┌────────
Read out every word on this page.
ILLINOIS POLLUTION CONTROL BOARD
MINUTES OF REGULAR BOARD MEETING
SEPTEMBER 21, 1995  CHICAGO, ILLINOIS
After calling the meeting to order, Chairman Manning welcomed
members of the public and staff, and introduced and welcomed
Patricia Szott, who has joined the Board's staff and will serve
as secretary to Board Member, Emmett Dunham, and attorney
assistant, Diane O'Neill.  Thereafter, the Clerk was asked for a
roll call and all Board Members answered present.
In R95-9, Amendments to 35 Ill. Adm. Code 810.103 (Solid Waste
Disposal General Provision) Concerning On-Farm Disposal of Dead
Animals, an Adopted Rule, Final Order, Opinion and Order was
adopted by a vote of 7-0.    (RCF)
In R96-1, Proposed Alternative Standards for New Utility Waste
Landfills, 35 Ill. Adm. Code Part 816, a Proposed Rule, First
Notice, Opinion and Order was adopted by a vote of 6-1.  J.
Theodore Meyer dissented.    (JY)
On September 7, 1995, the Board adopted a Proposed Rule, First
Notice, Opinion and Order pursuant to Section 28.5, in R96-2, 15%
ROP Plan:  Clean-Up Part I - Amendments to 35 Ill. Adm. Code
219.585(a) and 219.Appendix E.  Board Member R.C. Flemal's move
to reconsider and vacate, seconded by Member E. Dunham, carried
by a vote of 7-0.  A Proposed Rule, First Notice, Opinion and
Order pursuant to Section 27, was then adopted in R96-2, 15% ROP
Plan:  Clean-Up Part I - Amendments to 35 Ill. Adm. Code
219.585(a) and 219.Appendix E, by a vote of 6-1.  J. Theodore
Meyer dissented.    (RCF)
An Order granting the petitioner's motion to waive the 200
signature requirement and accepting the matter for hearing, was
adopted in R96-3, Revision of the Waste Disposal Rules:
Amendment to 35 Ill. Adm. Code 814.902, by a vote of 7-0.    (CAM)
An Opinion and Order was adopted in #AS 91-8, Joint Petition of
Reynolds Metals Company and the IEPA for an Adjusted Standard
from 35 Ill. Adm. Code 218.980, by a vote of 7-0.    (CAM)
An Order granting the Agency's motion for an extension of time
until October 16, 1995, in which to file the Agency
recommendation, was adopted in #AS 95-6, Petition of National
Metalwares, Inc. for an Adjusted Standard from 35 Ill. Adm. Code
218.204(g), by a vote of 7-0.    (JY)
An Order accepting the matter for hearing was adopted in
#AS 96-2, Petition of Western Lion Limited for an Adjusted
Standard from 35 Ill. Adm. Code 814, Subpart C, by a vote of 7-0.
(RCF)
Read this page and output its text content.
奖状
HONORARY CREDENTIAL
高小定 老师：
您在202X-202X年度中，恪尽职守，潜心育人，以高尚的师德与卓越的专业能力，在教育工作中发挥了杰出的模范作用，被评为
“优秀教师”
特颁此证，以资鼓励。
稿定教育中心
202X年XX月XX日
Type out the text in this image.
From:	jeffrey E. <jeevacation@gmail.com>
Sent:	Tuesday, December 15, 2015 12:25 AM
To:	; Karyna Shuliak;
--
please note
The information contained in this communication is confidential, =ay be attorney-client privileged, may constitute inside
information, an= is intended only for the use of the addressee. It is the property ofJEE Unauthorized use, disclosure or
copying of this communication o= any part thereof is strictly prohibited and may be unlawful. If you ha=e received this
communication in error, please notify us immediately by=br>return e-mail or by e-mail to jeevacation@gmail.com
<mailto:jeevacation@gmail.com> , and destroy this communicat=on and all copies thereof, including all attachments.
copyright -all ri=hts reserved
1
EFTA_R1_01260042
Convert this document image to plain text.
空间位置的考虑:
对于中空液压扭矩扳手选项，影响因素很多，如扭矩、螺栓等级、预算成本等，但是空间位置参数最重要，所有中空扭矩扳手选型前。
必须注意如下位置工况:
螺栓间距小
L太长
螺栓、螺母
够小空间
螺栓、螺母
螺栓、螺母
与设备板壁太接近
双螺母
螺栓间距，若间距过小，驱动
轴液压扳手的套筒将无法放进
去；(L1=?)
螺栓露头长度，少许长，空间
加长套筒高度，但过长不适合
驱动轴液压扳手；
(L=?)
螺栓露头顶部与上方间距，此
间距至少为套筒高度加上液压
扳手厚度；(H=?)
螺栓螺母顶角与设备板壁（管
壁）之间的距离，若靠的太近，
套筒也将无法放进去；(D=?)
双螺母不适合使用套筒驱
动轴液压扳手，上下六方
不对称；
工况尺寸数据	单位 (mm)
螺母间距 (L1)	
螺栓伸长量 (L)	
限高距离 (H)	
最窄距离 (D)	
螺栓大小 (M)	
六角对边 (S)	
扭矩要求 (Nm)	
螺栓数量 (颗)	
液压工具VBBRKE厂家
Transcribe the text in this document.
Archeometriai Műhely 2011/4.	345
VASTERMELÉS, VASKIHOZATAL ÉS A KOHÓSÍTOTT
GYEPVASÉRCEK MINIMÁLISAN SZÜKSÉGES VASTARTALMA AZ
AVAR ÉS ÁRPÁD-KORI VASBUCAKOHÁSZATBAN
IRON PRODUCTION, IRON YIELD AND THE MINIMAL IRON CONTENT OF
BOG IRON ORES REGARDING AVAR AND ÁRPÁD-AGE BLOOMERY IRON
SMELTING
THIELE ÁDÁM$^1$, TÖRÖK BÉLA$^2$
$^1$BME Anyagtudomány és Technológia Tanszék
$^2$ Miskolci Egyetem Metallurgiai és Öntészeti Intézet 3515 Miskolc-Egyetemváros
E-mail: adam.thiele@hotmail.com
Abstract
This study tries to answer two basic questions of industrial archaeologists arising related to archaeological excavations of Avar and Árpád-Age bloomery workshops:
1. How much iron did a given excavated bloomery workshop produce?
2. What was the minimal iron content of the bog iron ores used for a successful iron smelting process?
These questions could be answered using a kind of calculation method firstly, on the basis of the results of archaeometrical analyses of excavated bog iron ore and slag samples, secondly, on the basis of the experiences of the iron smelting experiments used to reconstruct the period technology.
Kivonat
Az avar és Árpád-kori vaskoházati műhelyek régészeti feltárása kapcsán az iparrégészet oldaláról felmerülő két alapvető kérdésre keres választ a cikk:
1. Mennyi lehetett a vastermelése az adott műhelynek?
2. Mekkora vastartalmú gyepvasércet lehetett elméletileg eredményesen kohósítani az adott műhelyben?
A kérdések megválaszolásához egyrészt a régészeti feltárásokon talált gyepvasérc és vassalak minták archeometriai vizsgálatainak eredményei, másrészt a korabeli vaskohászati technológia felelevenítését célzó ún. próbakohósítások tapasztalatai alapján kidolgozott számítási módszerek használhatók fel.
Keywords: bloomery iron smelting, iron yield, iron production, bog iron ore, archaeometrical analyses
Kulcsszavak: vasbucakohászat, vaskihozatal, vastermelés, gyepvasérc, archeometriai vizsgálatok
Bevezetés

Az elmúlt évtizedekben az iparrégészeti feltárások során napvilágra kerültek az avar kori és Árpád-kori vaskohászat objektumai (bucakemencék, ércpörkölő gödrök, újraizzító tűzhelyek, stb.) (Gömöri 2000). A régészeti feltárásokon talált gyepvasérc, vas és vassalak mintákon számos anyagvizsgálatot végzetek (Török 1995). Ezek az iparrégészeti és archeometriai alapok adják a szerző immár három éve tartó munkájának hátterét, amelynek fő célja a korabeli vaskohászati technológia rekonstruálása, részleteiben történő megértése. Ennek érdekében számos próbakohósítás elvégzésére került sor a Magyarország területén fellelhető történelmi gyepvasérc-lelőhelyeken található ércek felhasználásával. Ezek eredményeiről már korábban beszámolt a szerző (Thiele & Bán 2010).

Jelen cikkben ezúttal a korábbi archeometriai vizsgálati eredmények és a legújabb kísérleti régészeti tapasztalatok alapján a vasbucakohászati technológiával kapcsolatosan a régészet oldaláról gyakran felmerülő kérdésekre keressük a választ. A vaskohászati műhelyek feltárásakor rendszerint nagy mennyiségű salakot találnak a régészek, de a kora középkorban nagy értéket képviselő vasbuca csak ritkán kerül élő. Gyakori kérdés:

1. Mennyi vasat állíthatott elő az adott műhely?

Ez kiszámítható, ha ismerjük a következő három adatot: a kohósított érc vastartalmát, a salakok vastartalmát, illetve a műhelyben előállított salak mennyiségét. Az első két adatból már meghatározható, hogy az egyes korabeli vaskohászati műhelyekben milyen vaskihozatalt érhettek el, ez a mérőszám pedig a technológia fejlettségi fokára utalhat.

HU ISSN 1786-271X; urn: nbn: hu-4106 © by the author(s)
└────────
> **Given instruction**
Filter the listing above by the word "feltárásokon"; copy each line that passes.

> **Problem solution**
A kérdések megválaszolásához egyrészt a régészeti feltárásokon talált gyepvasérc és vassalak minták archeometriai vizsgálatainak eredményei, másrészt a korabeli vaskohászati technológia felelevenítését célzó ún. próbakohósítások tapasztalatai alapján kidolgozott számítási módszerek használhatók fel.
Az elmúlt évtizedekben az iparrégészeti feltárások során napvilágra kerültek az avar kori és Árpád-kori vaskohászat objektumai (bucakemencék, ércpörkölő gödrök, újraizzító tűzhelyek, stb.) (Gömöri 2000). A régészeti feltárásokon talált gyepvasérc, vas és vassalak mintákon számos anyagvizsgálatot végzetek (Török 1995). Ezek az iparrégészeti és archeometriai alapok adják a szerző immár három éve tartó munkájának hátterét, amelynek fő célja a korabeli vaskohászati technológia rekonstruálása, részleteiben történő megértése. Ennek érdekében számos próbakohósítás elvégzésére került sor a Magyarország területén fellelhető történelmi gyepvasérc-lelőhelyeken található ércek felhasználásával. Ezek eredményeiről már korábban beszámolt a szerző (Thiele & Bán 2010).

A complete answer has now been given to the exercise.